■ Written problem ■
How many lines in the records below contain the string "网络配置"? Case counts. Reply with the number only.

■ Exercise material ■
::::

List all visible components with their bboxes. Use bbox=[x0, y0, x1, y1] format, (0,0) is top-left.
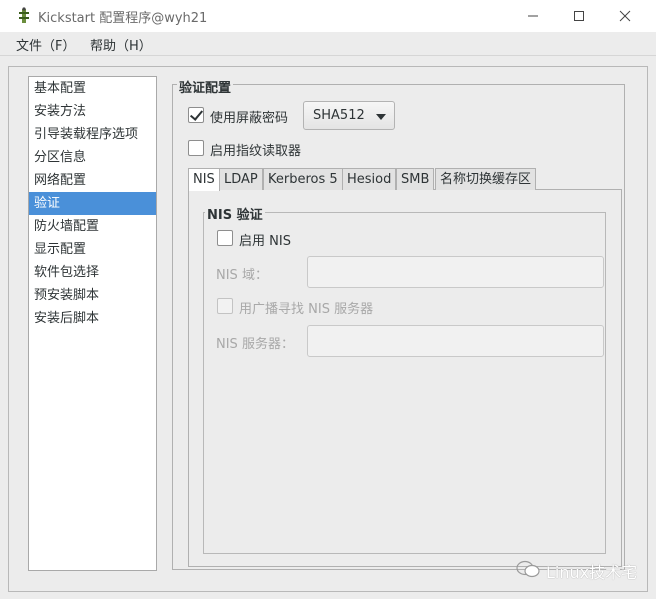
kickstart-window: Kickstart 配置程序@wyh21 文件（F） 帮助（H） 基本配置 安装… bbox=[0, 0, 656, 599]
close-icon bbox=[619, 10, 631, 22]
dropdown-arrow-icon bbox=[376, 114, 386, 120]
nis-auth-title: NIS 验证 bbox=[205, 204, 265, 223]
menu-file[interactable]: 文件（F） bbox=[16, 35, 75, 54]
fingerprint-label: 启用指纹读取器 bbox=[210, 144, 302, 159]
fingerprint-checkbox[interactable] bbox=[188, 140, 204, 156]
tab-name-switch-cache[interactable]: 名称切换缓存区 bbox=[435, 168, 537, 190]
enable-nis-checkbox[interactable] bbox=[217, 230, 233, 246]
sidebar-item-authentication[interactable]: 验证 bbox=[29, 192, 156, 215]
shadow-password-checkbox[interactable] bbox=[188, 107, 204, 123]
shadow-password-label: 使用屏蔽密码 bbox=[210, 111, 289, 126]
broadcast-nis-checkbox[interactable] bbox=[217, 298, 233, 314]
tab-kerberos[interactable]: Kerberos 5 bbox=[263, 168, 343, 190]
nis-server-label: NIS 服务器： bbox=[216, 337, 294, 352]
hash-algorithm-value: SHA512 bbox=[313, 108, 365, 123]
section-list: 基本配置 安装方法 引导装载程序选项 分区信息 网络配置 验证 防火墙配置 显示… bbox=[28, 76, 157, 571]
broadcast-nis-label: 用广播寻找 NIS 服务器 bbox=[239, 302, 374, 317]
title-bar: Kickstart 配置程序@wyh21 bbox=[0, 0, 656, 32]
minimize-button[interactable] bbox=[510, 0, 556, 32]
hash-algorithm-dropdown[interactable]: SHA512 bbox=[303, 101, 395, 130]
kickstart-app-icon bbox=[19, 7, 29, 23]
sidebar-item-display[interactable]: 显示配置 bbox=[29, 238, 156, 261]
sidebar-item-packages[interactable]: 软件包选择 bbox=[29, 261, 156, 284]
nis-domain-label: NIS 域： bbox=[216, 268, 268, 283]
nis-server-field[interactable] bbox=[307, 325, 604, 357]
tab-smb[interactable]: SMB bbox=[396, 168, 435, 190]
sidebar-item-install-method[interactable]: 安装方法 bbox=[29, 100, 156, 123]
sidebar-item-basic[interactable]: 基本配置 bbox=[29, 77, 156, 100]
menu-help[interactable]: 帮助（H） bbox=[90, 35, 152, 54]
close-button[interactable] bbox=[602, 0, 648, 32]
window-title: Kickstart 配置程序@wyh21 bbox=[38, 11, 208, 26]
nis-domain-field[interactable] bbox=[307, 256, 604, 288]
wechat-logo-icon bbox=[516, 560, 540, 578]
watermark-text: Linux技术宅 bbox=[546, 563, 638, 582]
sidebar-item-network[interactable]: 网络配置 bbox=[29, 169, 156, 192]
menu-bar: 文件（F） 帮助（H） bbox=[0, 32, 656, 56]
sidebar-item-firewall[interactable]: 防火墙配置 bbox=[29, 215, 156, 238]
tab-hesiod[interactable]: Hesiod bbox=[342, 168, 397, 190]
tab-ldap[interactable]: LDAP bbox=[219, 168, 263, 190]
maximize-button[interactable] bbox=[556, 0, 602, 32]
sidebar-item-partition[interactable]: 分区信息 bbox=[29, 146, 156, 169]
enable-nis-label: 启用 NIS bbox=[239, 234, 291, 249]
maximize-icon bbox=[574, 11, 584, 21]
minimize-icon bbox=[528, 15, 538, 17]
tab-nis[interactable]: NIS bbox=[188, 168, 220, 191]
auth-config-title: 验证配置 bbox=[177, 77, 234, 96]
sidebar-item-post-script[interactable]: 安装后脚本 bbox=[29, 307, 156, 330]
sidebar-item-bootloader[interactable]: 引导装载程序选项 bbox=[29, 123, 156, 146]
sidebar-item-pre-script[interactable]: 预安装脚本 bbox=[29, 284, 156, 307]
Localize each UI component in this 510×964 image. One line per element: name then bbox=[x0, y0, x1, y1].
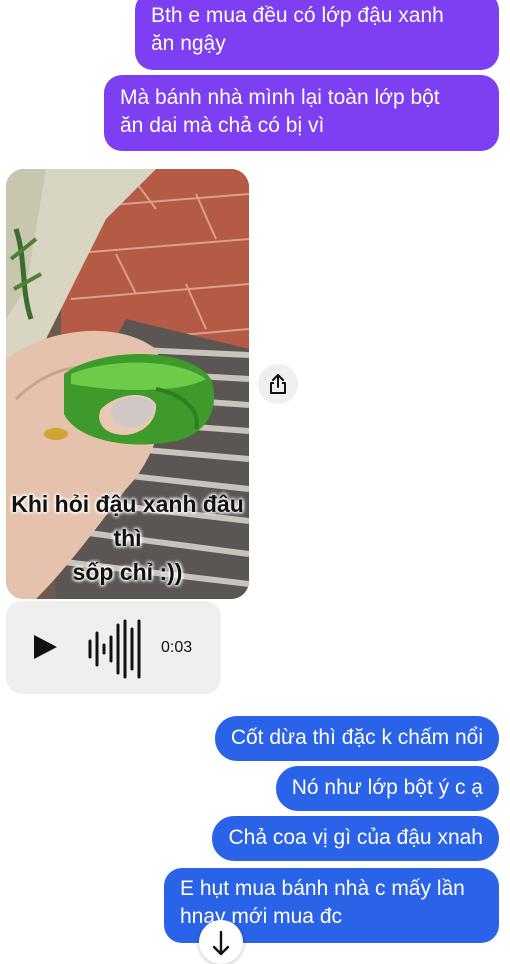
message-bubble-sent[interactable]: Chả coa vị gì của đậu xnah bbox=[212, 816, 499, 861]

::::

■ Exercise result ■
2